> _WHAT TO PRODUCE_: Collect each line of the records containing the string "службы".

> _DATA EXCERPTS_:

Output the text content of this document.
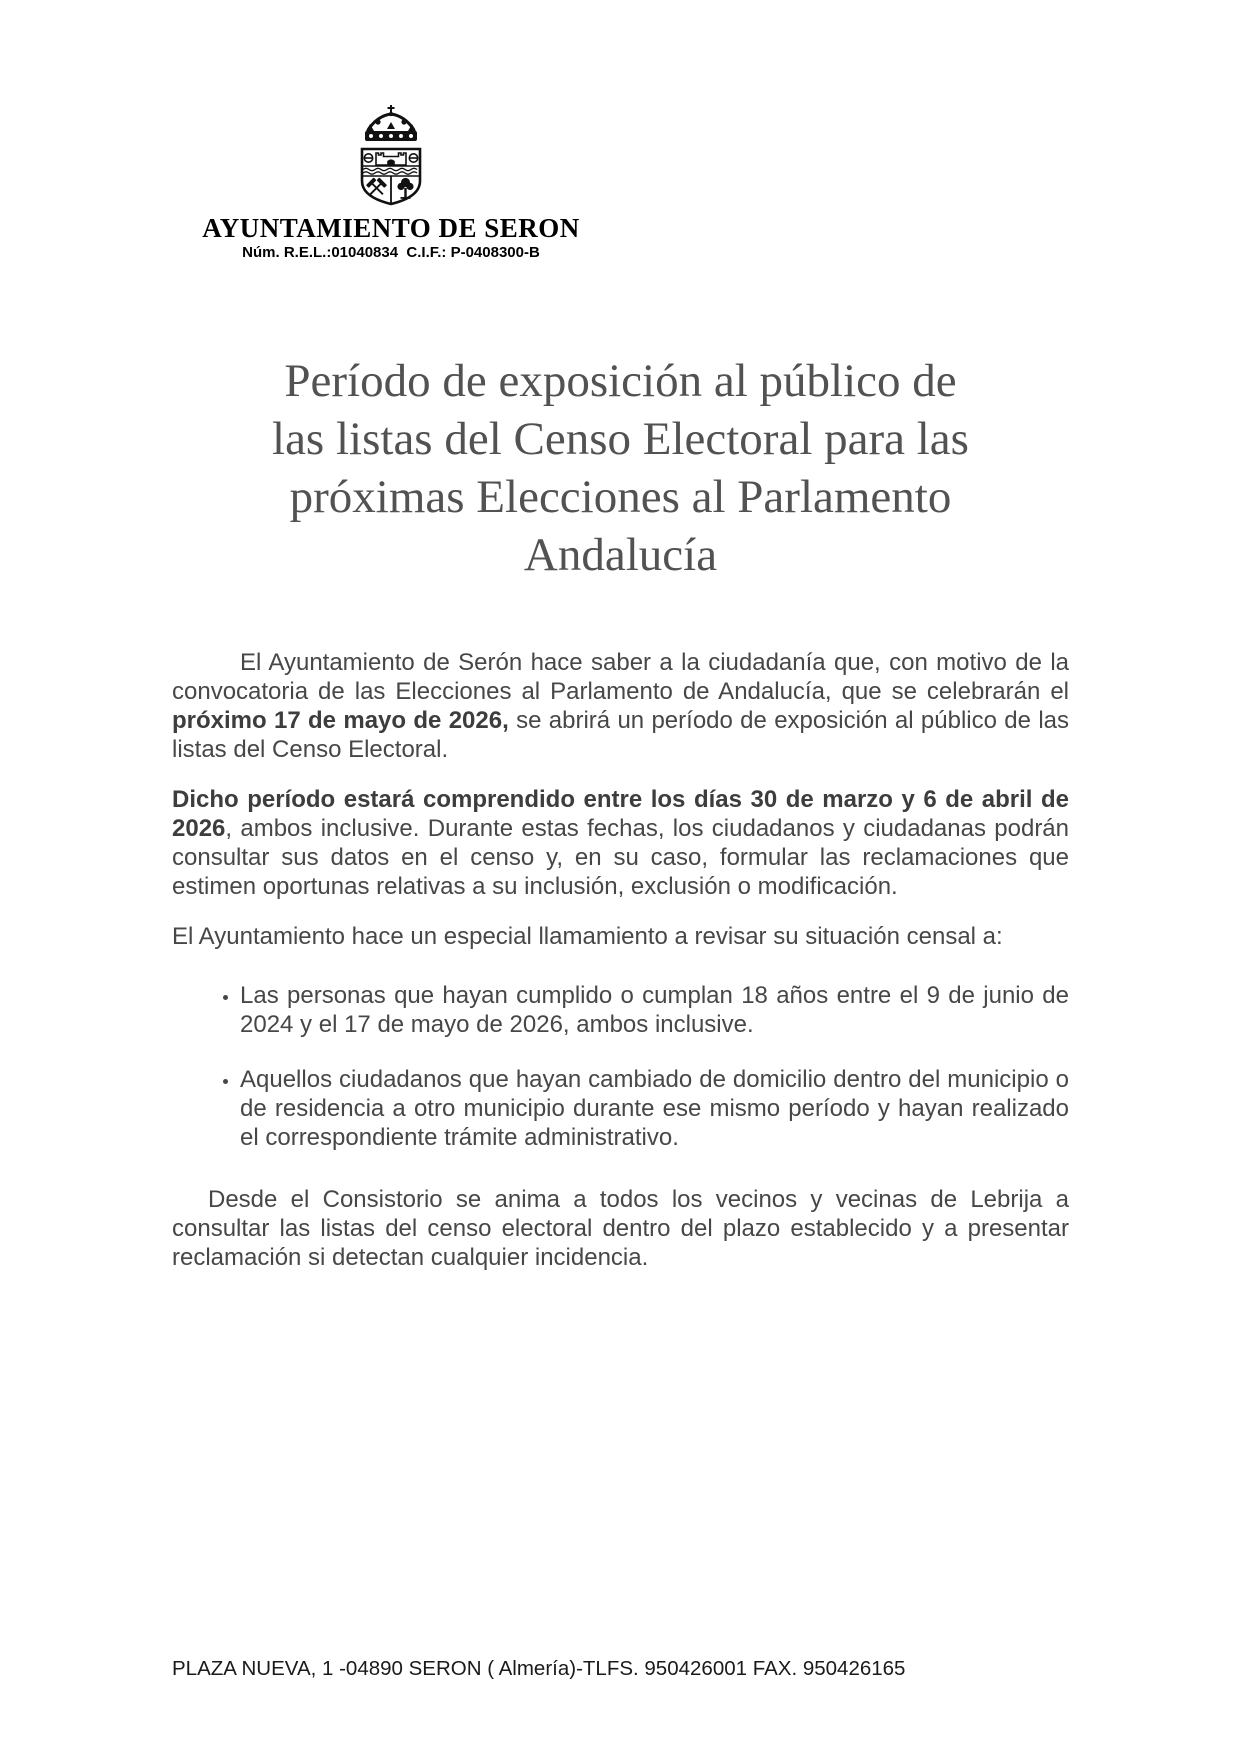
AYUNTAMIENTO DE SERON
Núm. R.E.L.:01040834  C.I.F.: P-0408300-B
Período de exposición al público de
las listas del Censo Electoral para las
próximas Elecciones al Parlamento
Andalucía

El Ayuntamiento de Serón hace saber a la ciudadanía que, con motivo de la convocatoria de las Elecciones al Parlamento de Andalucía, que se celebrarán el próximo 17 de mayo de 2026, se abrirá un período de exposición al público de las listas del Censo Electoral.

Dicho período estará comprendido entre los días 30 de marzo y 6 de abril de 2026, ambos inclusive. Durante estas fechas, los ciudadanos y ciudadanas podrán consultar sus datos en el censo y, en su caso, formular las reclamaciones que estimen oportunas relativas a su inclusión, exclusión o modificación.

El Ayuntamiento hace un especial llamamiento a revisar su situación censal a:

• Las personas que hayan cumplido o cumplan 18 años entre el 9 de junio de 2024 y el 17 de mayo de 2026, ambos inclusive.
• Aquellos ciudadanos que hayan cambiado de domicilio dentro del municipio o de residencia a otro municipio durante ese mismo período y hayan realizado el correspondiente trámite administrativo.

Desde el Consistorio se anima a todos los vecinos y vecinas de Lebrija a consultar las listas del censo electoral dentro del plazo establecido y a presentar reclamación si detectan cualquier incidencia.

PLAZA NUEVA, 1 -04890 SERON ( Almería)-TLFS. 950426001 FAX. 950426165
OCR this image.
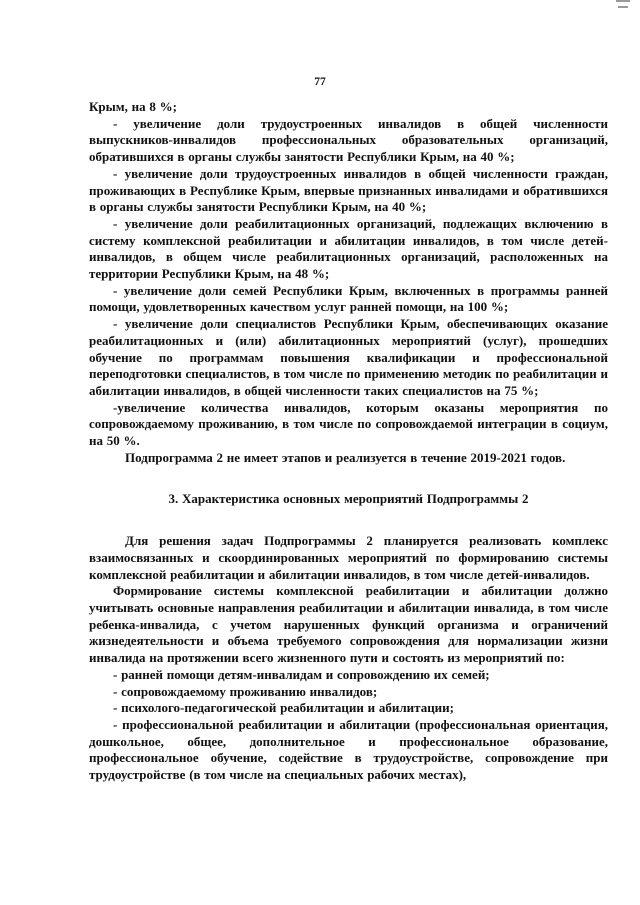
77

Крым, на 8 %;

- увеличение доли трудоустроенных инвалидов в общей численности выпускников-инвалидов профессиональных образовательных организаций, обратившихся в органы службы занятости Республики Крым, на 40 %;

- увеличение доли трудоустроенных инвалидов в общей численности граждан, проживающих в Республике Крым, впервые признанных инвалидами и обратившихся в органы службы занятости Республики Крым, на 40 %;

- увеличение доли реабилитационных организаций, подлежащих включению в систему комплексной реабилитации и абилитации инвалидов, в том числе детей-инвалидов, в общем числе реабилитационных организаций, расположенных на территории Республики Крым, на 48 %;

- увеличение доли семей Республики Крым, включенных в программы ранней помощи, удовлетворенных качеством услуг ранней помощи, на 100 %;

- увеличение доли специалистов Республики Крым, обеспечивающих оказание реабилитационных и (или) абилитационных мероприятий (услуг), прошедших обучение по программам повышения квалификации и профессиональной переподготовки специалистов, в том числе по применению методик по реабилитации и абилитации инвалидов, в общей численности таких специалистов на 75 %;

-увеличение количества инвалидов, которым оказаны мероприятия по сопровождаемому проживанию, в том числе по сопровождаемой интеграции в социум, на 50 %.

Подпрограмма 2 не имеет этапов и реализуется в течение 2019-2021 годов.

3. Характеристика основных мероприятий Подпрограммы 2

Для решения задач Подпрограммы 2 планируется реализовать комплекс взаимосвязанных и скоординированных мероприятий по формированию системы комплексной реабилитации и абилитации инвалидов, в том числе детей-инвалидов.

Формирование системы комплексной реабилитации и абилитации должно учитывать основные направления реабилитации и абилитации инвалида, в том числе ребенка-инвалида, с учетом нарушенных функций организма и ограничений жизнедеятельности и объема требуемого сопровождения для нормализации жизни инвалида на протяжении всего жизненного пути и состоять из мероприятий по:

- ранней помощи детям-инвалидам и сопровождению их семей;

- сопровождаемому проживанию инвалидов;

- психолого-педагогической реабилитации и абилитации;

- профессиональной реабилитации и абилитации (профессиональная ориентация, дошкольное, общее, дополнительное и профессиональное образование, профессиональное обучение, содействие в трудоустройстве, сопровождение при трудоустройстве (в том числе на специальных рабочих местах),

> _COMPLETE OUTPUT_:
- увеличение доли трудоустроенных инвалидов в общей численности выпускников-инвалидов профессиональных образовательных организаций, обратившихся в органы службы занятости Республики Крым, на 40 %;
- увеличение доли трудоустроенных инвалидов в общей численности граждан, проживающих в Республике Крым, впервые признанных инвалидами и обратившихся в органы службы занятости Республики Крым, на 40 %;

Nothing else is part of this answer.